--- START ---
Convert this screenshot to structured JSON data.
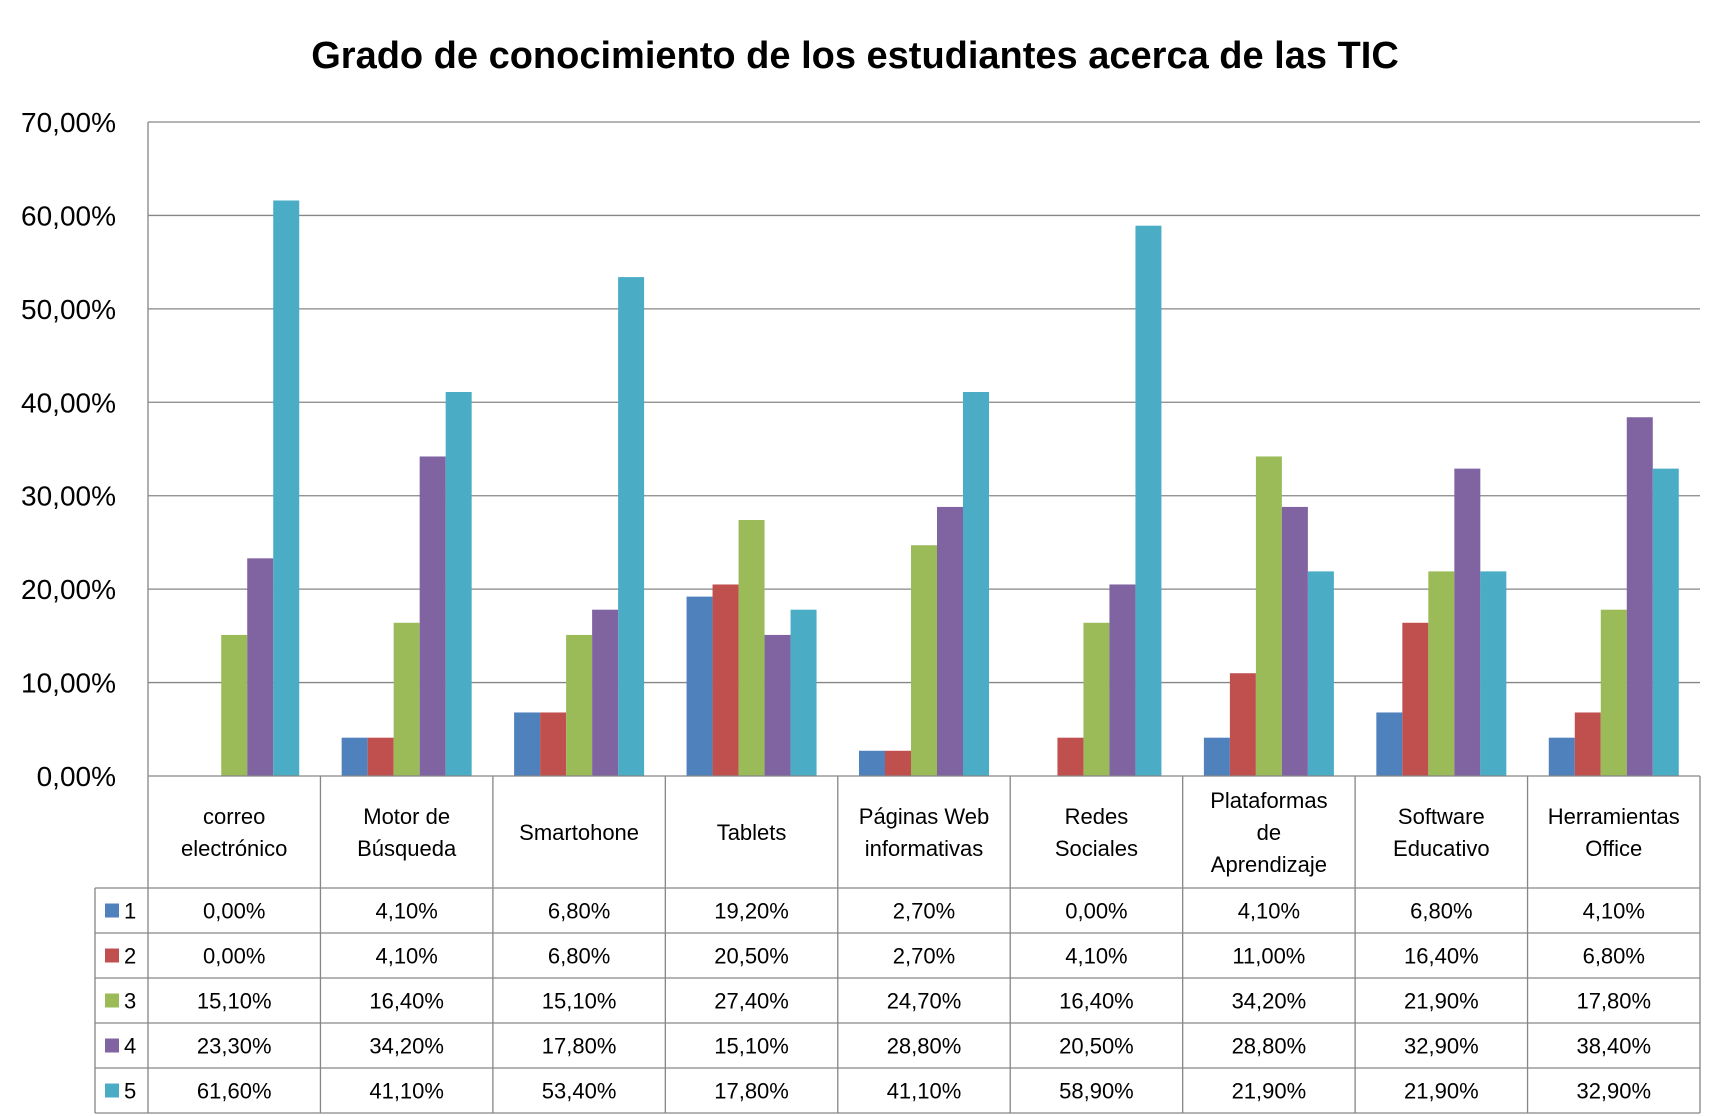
{
  "chart_data": {
    "type": "bar",
    "title": "Grado de conocimiento de los estudiantes acerca de las TIC",
    "xlabel": "",
    "ylabel": "",
    "ylim": [
      0,
      70
    ],
    "yticks": [
      "0,00%",
      "10,00%",
      "20,00%",
      "30,00%",
      "40,00%",
      "50,00%",
      "60,00%",
      "70,00%"
    ],
    "grid": true,
    "legend": "data-table",
    "categories": [
      [
        "correo",
        "electrónico"
      ],
      [
        "Motor de",
        "Búsqueda"
      ],
      [
        "Smartohone"
      ],
      [
        "Tablets"
      ],
      [
        "Páginas Web",
        "informativas"
      ],
      [
        "Redes",
        "Sociales"
      ],
      [
        "Plataformas",
        "de",
        "Aprendizaje"
      ],
      [
        "Software",
        "Educativo"
      ],
      [
        "Herramientas",
        "Office"
      ]
    ],
    "series": [
      {
        "name": "1",
        "color": "#4F81BD",
        "values": [
          0,
          4.1,
          6.8,
          19.2,
          2.7,
          0,
          4.1,
          6.8,
          4.1
        ],
        "labels": [
          "0,00%",
          "4,10%",
          "6,80%",
          "19,20%",
          "2,70%",
          "0,00%",
          "4,10%",
          "6,80%",
          "4,10%"
        ]
      },
      {
        "name": "2",
        "color": "#C0504D",
        "values": [
          0,
          4.1,
          6.8,
          20.5,
          2.7,
          4.1,
          11.0,
          16.4,
          6.8
        ],
        "labels": [
          "0,00%",
          "4,10%",
          "6,80%",
          "20,50%",
          "2,70%",
          "4,10%",
          "11,00%",
          "16,40%",
          "6,80%"
        ]
      },
      {
        "name": "3",
        "color": "#9BBB59",
        "values": [
          15.1,
          16.4,
          15.1,
          27.4,
          24.7,
          16.4,
          34.2,
          21.9,
          17.8
        ],
        "labels": [
          "15,10%",
          "16,40%",
          "15,10%",
          "27,40%",
          "24,70%",
          "16,40%",
          "34,20%",
          "21,90%",
          "17,80%"
        ]
      },
      {
        "name": "4",
        "color": "#8064A2",
        "values": [
          23.3,
          34.2,
          17.8,
          15.1,
          28.8,
          20.5,
          28.8,
          32.9,
          38.4
        ],
        "labels": [
          "23,30%",
          "34,20%",
          "17,80%",
          "15,10%",
          "28,80%",
          "20,50%",
          "28,80%",
          "32,90%",
          "38,40%"
        ]
      },
      {
        "name": "5",
        "color": "#4BACC6",
        "values": [
          61.6,
          41.1,
          53.4,
          17.8,
          41.1,
          58.9,
          21.9,
          21.9,
          32.9
        ],
        "labels": [
          "61,60%",
          "41,10%",
          "53,40%",
          "17,80%",
          "41,10%",
          "58,90%",
          "21,90%",
          "21,90%",
          "32,90%"
        ]
      }
    ]
  }
}
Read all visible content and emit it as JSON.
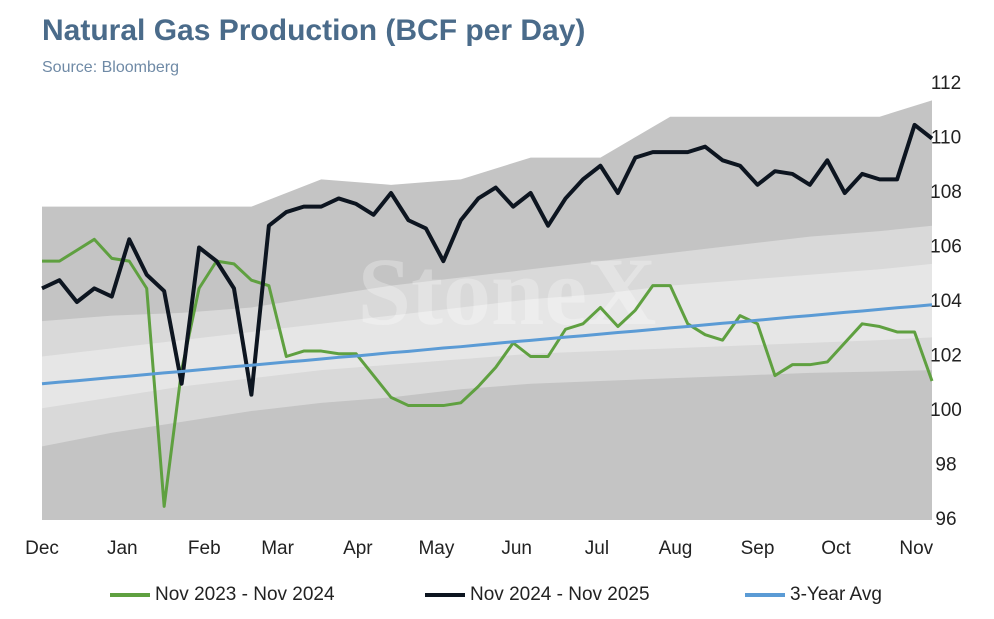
--- END ---
WORK TO COMPLETE:
Write out every record above exactly as it stands, but leave out the pictures.

FULL SOLUTION:
Convert this screenshot to structured JSON data.
{
  "chart_data": {
    "type": "bar",
    "title": "Grado de conocimiento de los estudiantes acerca de las TIC",
    "xlabel": "",
    "ylabel": "",
    "ylim": [
      0,
      70
    ],
    "yticks": [
      "0,00%",
      "10,00%",
      "20,00%",
      "30,00%",
      "40,00%",
      "50,00%",
      "60,00%",
      "70,00%"
    ],
    "grid": true,
    "legend": "data-table",
    "categories": [
      [
        "correo",
        "electrónico"
      ],
      [
        "Motor de",
        "Búsqueda"
      ],
      [
        "Smartohone"
      ],
      [
        "Tablets"
      ],
      [
        "Páginas Web",
        "informativas"
      ],
      [
        "Redes",
        "Sociales"
      ],
      [
        "Plataformas",
        "de",
        "Aprendizaje"
      ],
      [
        "Software",
        "Educativo"
      ],
      [
        "Herramientas",
        "Office"
      ]
    ],
    "series": [
      {
        "name": "1",
        "color": "#4F81BD",
        "values": [
          0,
          4.1,
          6.8,
          19.2,
          2.7,
          0,
          4.1,
          6.8,
          4.1
        ],
        "labels": [
          "0,00%",
          "4,10%",
          "6,80%",
          "19,20%",
          "2,70%",
          "0,00%",
          "4,10%",
          "6,80%",
          "4,10%"
        ]
      },
      {
        "name": "2",
        "color": "#C0504D",
        "values": [
          0,
          4.1,
          6.8,
          20.5,
          2.7,
          4.1,
          11.0,
          16.4,
          6.8
        ],
        "labels": [
          "0,00%",
          "4,10%",
          "6,80%",
          "20,50%",
          "2,70%",
          "4,10%",
          "11,00%",
          "16,40%",
          "6,80%"
        ]
      },
      {
        "name": "3",
        "color": "#9BBB59",
        "values": [
          15.1,
          16.4,
          15.1,
          27.4,
          24.7,
          16.4,
          34.2,
          21.9,
          17.8
        ],
        "labels": [
          "15,10%",
          "16,40%",
          "15,10%",
          "27,40%",
          "24,70%",
          "16,40%",
          "34,20%",
          "21,90%",
          "17,80%"
        ]
      },
      {
        "name": "4",
        "color": "#8064A2",
        "values": [
          23.3,
          34.2,
          17.8,
          15.1,
          28.8,
          20.5,
          28.8,
          32.9,
          38.4
        ],
        "labels": [
          "23,30%",
          "34,20%",
          "17,80%",
          "15,10%",
          "28,80%",
          "20,50%",
          "28,80%",
          "32,90%",
          "38,40%"
        ]
      },
      {
        "name": "5",
        "color": "#4BACC6",
        "values": [
          61.6,
          41.1,
          53.4,
          17.8,
          41.1,
          58.9,
          21.9,
          21.9,
          32.9
        ],
        "labels": [
          "61,60%",
          "41,10%",
          "53,40%",
          "17,80%",
          "41,10%",
          "58,90%",
          "21,90%",
          "21,90%",
          "32,90%"
        ]
      }
    ]
  }
}
Read all visible content and emit it as JSON.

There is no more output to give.